Saved data entries

*****

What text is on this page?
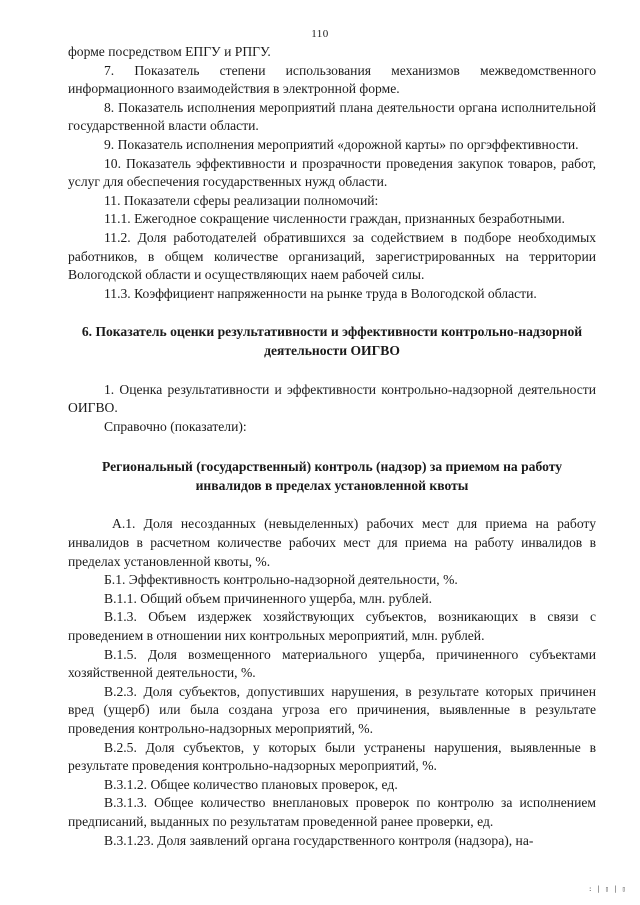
110

форме посредством ЕПГУ и РПГУ.

7. Показатель степени использования механизмов межведомственного информационного взаимодействия в электронной форме.

8. Показатель исполнения мероприятий плана деятельности органа исполнительной государственной власти области.

9. Показатель исполнения мероприятий «дорожной карты» по оргэффективности.

10. Показатель эффективности и прозрачности проведения закупок товаров, работ, услуг для обеспечения государственных нужд области.

11. Показатели сферы реализации полномочий:

11.1. Ежегодное сокращение численности граждан, признанных безработными.

11.2. Доля работодателей обратившихся за содействием в подборе необходимых работников, в общем количестве организаций, зарегистрированных на территории Вологодской области и осуществляющих наем рабочей силы.

11.3. Коэффициент напряженности на рынке труда в Вологодской области.

6. Показатель оценки результативности и эффективности контрольно-надзорной деятельности ОИГВО

1. Оценка результативности и эффективности контрольно-надзорной деятельности ОИГВО.

Справочно (показатели):

Региональный (государственный) контроль (надзор) за приемом на работу инвалидов в пределах установленной квоты

А.1. Доля несозданных (невыделенных) рабочих мест для приема на работу инвалидов в расчетном количестве рабочих мест для приема на работу инвалидов в пределах установленной квоты, %.

Б.1. Эффективность контрольно-надзорной деятельности, %.

В.1.1. Общий объем причиненного ущерба, млн. рублей.

В.1.3. Объем издержек хозяйствующих субъектов, возникающих в связи с проведением в отношении них контрольных мероприятий, млн. рублей.

В.1.5. Доля возмещенного материального ущерба, причиненного субъектами хозяйственной деятельности, %.

В.2.3. Доля субъектов, допустивших нарушения, в результате которых причинен вред (ущерб) или была создана угроза его причинения, выявленные в результате проведения контрольно-надзорных мероприятий, %.

В.2.5. Доля субъектов, у которых были устранены нарушения, выявленные в результате проведения контрольно-надзорных мероприятий, %.

В.3.1.2. Общее количество плановых проверок, ед.

В.3.1.3. Общее количество внеплановых проверок по контролю за исполнением предписаний, выданных по результатам проведенной ранее проверки, ед.

В.3.1.23. Доля заявлений органа государственного контроля (надзора), на-

: | ▯ | ▯
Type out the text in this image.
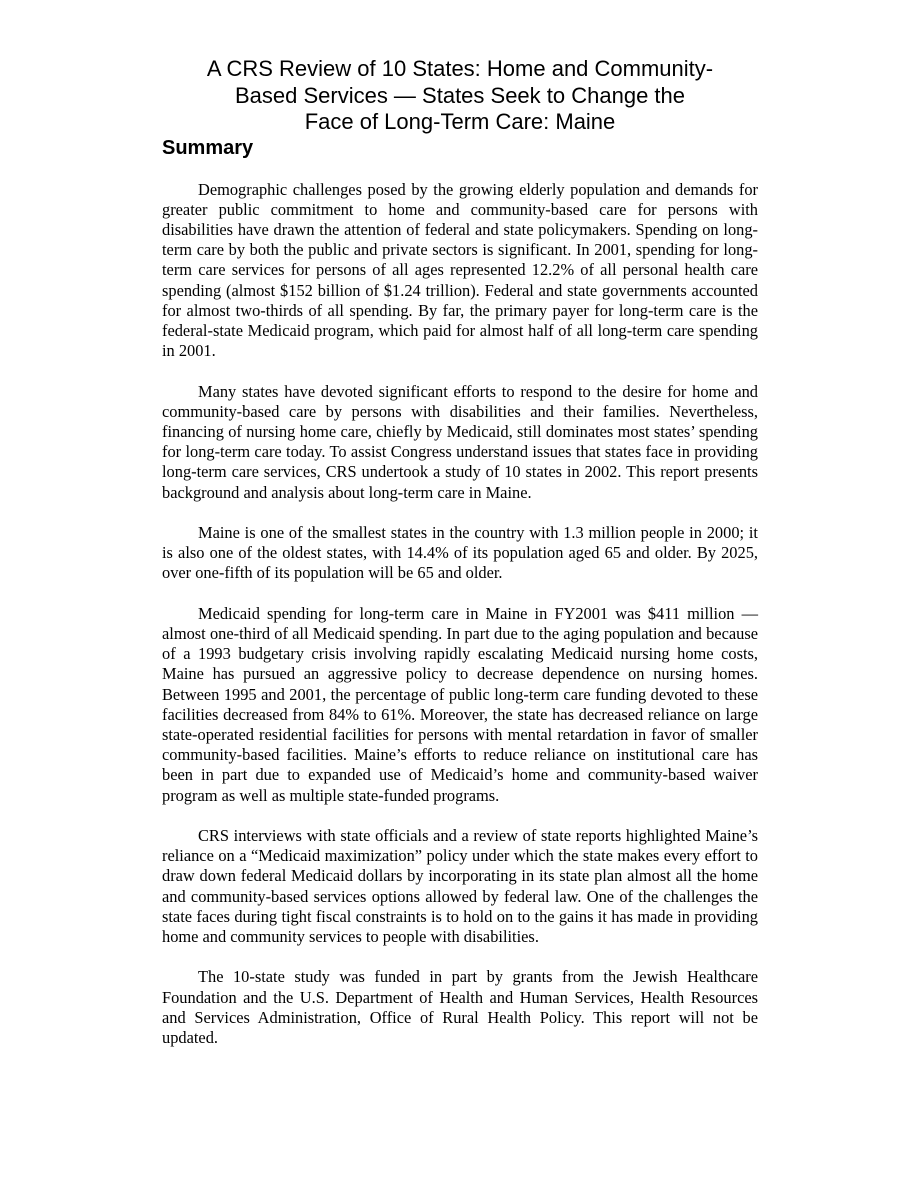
A CRS Review of 10 States: Home and Community-
Based Services — States Seek to Change the
Face of Long-Term Care: Maine
Summary

Demographic challenges posed by the growing elderly population and demands for greater public commitment to home and community-based care for persons with disabilities have drawn the attention of federal and state policymakers. Spending on long-term care by both the public and private sectors is significant. In 2001, spending for long-term care services for persons of all ages represented 12.2% of all personal health care spending (almost $152 billion of $1.24 trillion). Federal and state governments accounted for almost two-thirds of all spending. By far, the primary payer for long-term care is the federal-state Medicaid program, which paid for almost half of all long-term care spending in 2001.

Many states have devoted significant efforts to respond to the desire for home and community-based care by persons with disabilities and their families. Nevertheless, financing of nursing home care, chiefly by Medicaid, still dominates most states’ spending for long-term care today. To assist Congress understand issues that states face in providing long-term care services, CRS undertook a study of 10 states in 2002. This report presents background and analysis about long-term care in Maine.

Maine is one of the smallest states in the country with 1.3 million people in 2000; it is also one of the oldest states, with 14.4% of its population aged 65 and older. By 2025, over one-fifth of its population will be 65 and older.

Medicaid spending for long-term care in Maine in FY2001 was $411 million — almost one-third of all Medicaid spending. In part due to the aging population and because of a 1993 budgetary crisis involving rapidly escalating Medicaid nursing home costs, Maine has pursued an aggressive policy to decrease dependence on nursing homes. Between 1995 and 2001, the percentage of public long-term care funding devoted to these facilities decreased from 84% to 61%. Moreover, the state has decreased reliance on large state-operated residential facilities for persons with mental retardation in favor of smaller community-based facilities. Maine’s efforts to reduce reliance on institutional care has been in part due to expanded use of Medicaid’s home and community-based waiver program as well as multiple state-funded programs.

CRS interviews with state officials and a review of state reports highlighted Maine’s reliance on a “Medicaid maximization” policy under which the state makes every effort to draw down federal Medicaid dollars by incorporating in its state plan almost all the home and community-based services options allowed by federal law. One of the challenges the state faces during tight fiscal constraints is to hold on to the gains it has made in providing home and community services to people with disabilities.

The 10-state study was funded in part by grants from the Jewish Healthcare Foundation and the U.S. Department of Health and Human Services, Health Resources and Services Administration, Office of Rural Health Policy. This report will not be updated.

*****

STATED TASK: Copy out all the data without changing anything, and drop the pictures.

OUTPUT OF THE TASK:
What text is on this page?
110

форме посредством ЕПГУ и РПГУ.

7. Показатель степени использования механизмов межведомственного информационного взаимодействия в электронной форме.

8. Показатель исполнения мероприятий плана деятельности органа исполнительной государственной власти области.

9. Показатель исполнения мероприятий «дорожной карты» по оргэффективности.

10. Показатель эффективности и прозрачности проведения закупок товаров, работ, услуг для обеспечения государственных нужд области.

11. Показатели сферы реализации полномочий:

11.1. Ежегодное сокращение численности граждан, признанных безработными.

11.2. Доля работодателей обратившихся за содействием в подборе необходимых работников, в общем количестве организаций, зарегистрированных на территории Вологодской области и осуществляющих наем рабочей силы.

11.3. Коэффициент напряженности на рынке труда в Вологодской области.

6. Показатель оценки результативности и эффективности контрольно-надзорной деятельности ОИГВО

1. Оценка результативности и эффективности контрольно-надзорной деятельности ОИГВО.

Справочно (показатели):

Региональный (государственный) контроль (надзор) за приемом на работу инвалидов в пределах установленной квоты

А.1. Доля несозданных (невыделенных) рабочих мест для приема на работу инвалидов в расчетном количестве рабочих мест для приема на работу инвалидов в пределах установленной квоты, %.

Б.1. Эффективность контрольно-надзорной деятельности, %.

В.1.1. Общий объем причиненного ущерба, млн. рублей.

В.1.3. Объем издержек хозяйствующих субъектов, возникающих в связи с проведением в отношении них контрольных мероприятий, млн. рублей.

В.1.5. Доля возмещенного материального ущерба, причиненного субъектами хозяйственной деятельности, %.

В.2.3. Доля субъектов, допустивших нарушения, в результате которых причинен вред (ущерб) или была создана угроза его причинения, выявленные в результате проведения контрольно-надзорных мероприятий, %.

В.2.5. Доля субъектов, у которых были устранены нарушения, выявленные в результате проведения контрольно-надзорных мероприятий, %.

В.3.1.2. Общее количество плановых проверок, ед.

В.3.1.3. Общее количество внеплановых проверок по контролю за исполнением предписаний, выданных по результатам проведенной ранее проверки, ед.

В.3.1.23. Доля заявлений органа государственного контроля (надзора), на-

: | ▯ | ▯
Type out the text in this image.
A CRS Review of 10 States: Home and Community-
Based Services — States Seek to Change the
Face of Long-Term Care: Maine
Summary

Demographic challenges posed by the growing elderly population and demands for greater public commitment to home and community-based care for persons with disabilities have drawn the attention of federal and state policymakers. Spending on long-term care by both the public and private sectors is significant. In 2001, spending for long-term care services for persons of all ages represented 12.2% of all personal health care spending (almost $152 billion of $1.24 trillion). Federal and state governments accounted for almost two-thirds of all spending. By far, the primary payer for long-term care is the federal-state Medicaid program, which paid for almost half of all long-term care spending in 2001.

Many states have devoted significant efforts to respond to the desire for home and community-based care by persons with disabilities and their families. Nevertheless, financing of nursing home care, chiefly by Medicaid, still dominates most states’ spending for long-term care today. To assist Congress understand issues that states face in providing long-term care services, CRS undertook a study of 10 states in 2002. This report presents background and analysis about long-term care in Maine.

Maine is one of the smallest states in the country with 1.3 million people in 2000; it is also one of the oldest states, with 14.4% of its population aged 65 and older. By 2025, over one-fifth of its population will be 65 and older.

Medicaid spending for long-term care in Maine in FY2001 was $411 million — almost one-third of all Medicaid spending. In part due to the aging population and because of a 1993 budgetary crisis involving rapidly escalating Medicaid nursing home costs, Maine has pursued an aggressive policy to decrease dependence on nursing homes. Between 1995 and 2001, the percentage of public long-term care funding devoted to these facilities decreased from 84% to 61%. Moreover, the state has decreased reliance on large state-operated residential facilities for persons with mental retardation in favor of smaller community-based facilities. Maine’s efforts to reduce reliance on institutional care has been in part due to expanded use of Medicaid’s home and community-based waiver program as well as multiple state-funded programs.

CRS interviews with state officials and a review of state reports highlighted Maine’s reliance on a “Medicaid maximization” policy under which the state makes every effort to draw down federal Medicaid dollars by incorporating in its state plan almost all the home and community-based services options allowed by federal law. One of the challenges the state faces during tight fiscal constraints is to hold on to the gains it has made in providing home and community services to people with disabilities.

The 10-state study was funded in part by grants from the Jewish Healthcare Foundation and the U.S. Department of Health and Human Services, Health Resources and Services Administration, Office of Rural Health Policy. This report will not be updated.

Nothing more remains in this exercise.